====== Listed entries ======

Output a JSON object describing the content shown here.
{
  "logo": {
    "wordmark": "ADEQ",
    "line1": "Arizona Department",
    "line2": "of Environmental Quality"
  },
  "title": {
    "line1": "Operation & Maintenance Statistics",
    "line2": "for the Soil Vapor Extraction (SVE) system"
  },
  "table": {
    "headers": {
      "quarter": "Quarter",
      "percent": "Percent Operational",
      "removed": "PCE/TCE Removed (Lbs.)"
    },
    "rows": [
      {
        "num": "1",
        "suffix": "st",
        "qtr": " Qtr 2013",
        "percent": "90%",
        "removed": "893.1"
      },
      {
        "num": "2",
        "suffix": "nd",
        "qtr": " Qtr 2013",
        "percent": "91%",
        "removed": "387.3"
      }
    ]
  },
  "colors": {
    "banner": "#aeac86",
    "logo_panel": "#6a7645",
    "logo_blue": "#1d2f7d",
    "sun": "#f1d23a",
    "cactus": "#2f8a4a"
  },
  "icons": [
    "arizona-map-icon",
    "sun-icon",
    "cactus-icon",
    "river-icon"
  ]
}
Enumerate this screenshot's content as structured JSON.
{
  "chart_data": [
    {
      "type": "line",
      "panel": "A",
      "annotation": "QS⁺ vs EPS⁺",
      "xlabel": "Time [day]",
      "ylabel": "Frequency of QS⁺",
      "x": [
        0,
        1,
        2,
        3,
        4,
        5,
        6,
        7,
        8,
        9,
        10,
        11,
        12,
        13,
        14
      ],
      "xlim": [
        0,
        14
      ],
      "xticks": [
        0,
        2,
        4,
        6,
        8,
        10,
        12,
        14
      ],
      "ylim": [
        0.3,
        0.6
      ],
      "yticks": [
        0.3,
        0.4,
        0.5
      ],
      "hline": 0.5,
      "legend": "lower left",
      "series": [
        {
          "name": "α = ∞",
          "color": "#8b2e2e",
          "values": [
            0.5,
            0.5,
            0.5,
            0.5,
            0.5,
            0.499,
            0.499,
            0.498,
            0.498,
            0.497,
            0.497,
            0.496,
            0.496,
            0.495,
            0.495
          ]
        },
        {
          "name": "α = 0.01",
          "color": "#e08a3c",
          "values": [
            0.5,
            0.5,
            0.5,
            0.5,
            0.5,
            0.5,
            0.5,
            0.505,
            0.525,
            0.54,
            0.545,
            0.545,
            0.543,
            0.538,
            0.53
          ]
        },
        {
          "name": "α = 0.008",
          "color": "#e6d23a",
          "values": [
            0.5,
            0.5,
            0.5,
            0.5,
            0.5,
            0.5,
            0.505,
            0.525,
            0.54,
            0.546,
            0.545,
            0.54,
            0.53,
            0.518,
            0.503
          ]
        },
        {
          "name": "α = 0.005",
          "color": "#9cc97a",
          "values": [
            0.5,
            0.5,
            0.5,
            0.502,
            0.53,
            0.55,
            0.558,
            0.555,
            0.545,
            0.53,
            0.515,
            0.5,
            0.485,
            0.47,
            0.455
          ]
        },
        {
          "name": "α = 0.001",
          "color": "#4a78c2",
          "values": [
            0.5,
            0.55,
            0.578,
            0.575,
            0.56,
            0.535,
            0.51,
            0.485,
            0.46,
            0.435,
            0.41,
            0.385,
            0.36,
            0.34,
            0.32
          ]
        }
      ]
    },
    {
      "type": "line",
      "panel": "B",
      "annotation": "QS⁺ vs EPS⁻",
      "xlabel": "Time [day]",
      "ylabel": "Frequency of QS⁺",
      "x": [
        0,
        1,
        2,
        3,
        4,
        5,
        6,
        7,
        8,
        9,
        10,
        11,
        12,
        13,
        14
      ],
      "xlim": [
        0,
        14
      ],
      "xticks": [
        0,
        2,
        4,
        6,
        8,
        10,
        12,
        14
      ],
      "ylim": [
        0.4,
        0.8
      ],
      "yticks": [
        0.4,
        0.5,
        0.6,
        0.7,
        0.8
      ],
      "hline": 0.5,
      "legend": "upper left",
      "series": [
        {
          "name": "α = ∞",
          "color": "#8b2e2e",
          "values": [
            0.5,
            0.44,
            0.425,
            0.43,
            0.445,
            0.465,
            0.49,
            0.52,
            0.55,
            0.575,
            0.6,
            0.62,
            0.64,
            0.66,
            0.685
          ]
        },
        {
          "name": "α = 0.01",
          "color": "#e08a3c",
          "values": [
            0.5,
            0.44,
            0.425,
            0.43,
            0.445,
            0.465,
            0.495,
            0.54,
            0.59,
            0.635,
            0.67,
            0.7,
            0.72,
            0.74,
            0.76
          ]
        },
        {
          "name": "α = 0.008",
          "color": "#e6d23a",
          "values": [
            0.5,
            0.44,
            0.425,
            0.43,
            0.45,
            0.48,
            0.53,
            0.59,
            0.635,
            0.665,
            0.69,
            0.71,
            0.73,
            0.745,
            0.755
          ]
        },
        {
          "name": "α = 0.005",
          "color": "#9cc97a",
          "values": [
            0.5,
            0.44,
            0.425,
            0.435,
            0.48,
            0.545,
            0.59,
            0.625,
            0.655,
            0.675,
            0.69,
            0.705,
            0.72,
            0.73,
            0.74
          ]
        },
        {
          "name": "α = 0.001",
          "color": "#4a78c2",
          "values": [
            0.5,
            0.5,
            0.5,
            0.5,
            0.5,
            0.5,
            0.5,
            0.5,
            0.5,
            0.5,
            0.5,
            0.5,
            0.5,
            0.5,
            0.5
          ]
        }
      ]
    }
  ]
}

======

### Task
Reproduce the material verbatim, line by line.

### Exercise solution
Output a JSON object describing the content shown here.
{
  "logo": {
    "wordmark": "ADEQ",
    "line1": "Arizona Department",
    "line2": "of Environmental Quality"
  },
  "title": {
    "line1": "Operation & Maintenance Statistics",
    "line2": "for the Soil Vapor Extraction (SVE) system"
  },
  "table": {
    "headers": {
      "quarter": "Quarter",
      "percent": "Percent Operational",
      "removed": "PCE/TCE Removed (Lbs.)"
    },
    "rows": [
      {
        "num": "1",
        "suffix": "st",
        "qtr": " Qtr 2013",
        "percent": "90%",
        "removed": "893.1"
      },
      {
        "num": "2",
        "suffix": "nd",
        "qtr": " Qtr 2013",
        "percent": "91%",
        "removed": "387.3"
      }
    ]
  },
  "colors": {
    "banner": "#aeac86",
    "logo_panel": "#6a7645",
    "logo_blue": "#1d2f7d",
    "sun": "#f1d23a",
    "cactus": "#2f8a4a"
  },
  "icons": [
    "arizona-map-icon",
    "sun-icon",
    "cactus-icon",
    "river-icon"
  ]
}
Enumerate this screenshot's content as structured JSON.
{
  "chart_data": [
    {
      "type": "line",
      "panel": "A",
      "annotation": "QS⁺ vs EPS⁺",
      "xlabel": "Time [day]",
      "ylabel": "Frequency of QS⁺",
      "x": [
        0,
        1,
        2,
        3,
        4,
        5,
        6,
        7,
        8,
        9,
        10,
        11,
        12,
        13,
        14
      ],
      "xlim": [
        0,
        14
      ],
      "xticks": [
        0,
        2,
        4,
        6,
        8,
        10,
        12,
        14
      ],
      "ylim": [
        0.3,
        0.6
      ],
      "yticks": [
        0.3,
        0.4,
        0.5
      ],
      "hline": 0.5,
      "legend": "lower left",
      "series": [
        {
          "name": "α = ∞",
          "color": "#8b2e2e",
          "values": [
            0.5,
            0.5,
            0.5,
            0.5,
            0.5,
            0.499,
            0.499,
            0.498,
            0.498,
            0.497,
            0.497,
            0.496,
            0.496,
            0.495,
            0.495
          ]
        },
        {
          "name": "α = 0.01",
          "color": "#e08a3c",
          "values": [
            0.5,
            0.5,
            0.5,
            0.5,
            0.5,
            0.5,
            0.5,
            0.505,
            0.525,
            0.54,
            0.545,
            0.545,
            0.543,
            0.538,
            0.53
          ]
        },
        {
          "name": "α = 0.008",
          "color": "#e6d23a",
          "values": [
            0.5,
            0.5,
            0.5,
            0.5,
            0.5,
            0.5,
            0.505,
            0.525,
            0.54,
            0.546,
            0.545,
            0.54,
            0.53,
            0.518,
            0.503
          ]
        },
        {
          "name": "α = 0.005",
          "color": "#9cc97a",
          "values": [
            0.5,
            0.5,
            0.5,
            0.502,
            0.53,
            0.55,
            0.558,
            0.555,
            0.545,
            0.53,
            0.515,
            0.5,
            0.485,
            0.47,
            0.455
          ]
        },
        {
          "name": "α = 0.001",
          "color": "#4a78c2",
          "values": [
            0.5,
            0.55,
            0.578,
            0.575,
            0.56,
            0.535,
            0.51,
            0.485,
            0.46,
            0.435,
            0.41,
            0.385,
            0.36,
            0.34,
            0.32
          ]
        }
      ]
    },
    {
      "type": "line",
      "panel": "B",
      "annotation": "QS⁺ vs EPS⁻",
      "xlabel": "Time [day]",
      "ylabel": "Frequency of QS⁺",
      "x": [
        0,
        1,
        2,
        3,
        4,
        5,
        6,
        7,
        8,
        9,
        10,
        11,
        12,
        13,
        14
      ],
      "xlim": [
        0,
        14
      ],
      "xticks": [
        0,
        2,
        4,
        6,
        8,
        10,
        12,
        14
      ],
      "ylim": [
        0.4,
        0.8
      ],
      "yticks": [
        0.4,
        0.5,
        0.6,
        0.7,
        0.8
      ],
      "hline": 0.5,
      "legend": "upper left",
      "series": [
        {
          "name": "α = ∞",
          "color": "#8b2e2e",
          "values": [
            0.5,
            0.44,
            0.425,
            0.43,
            0.445,
            0.465,
            0.49,
            0.52,
            0.55,
            0.575,
            0.6,
            0.62,
            0.64,
            0.66,
            0.685
          ]
        },
        {
          "name": "α = 0.01",
          "color": "#e08a3c",
          "values": [
            0.5,
            0.44,
            0.425,
            0.43,
            0.445,
            0.465,
            0.495,
            0.54,
            0.59,
            0.635,
            0.67,
            0.7,
            0.72,
            0.74,
            0.76
          ]
        },
        {
          "name": "α = 0.008",
          "color": "#e6d23a",
          "values": [
            0.5,
            0.44,
            0.425,
            0.43,
            0.45,
            0.48,
            0.53,
            0.59,
            0.635,
            0.665,
            0.69,
            0.71,
            0.73,
            0.745,
            0.755
          ]
        },
        {
          "name": "α = 0.005",
          "color": "#9cc97a",
          "values": [
            0.5,
            0.44,
            0.425,
            0.435,
            0.48,
            0.545,
            0.59,
            0.625,
            0.655,
            0.675,
            0.69,
            0.705,
            0.72,
            0.73,
            0.74
          ]
        },
        {
          "name": "α = 0.001",
          "color": "#4a78c2",
          "values": [
            0.5,
            0.5,
            0.5,
            0.5,
            0.5,
            0.5,
            0.5,
            0.5,
            0.5,
            0.5,
            0.5,
            0.5,
            0.5,
            0.5,
            0.5
          ]
        }
      ]
    }
  ]
}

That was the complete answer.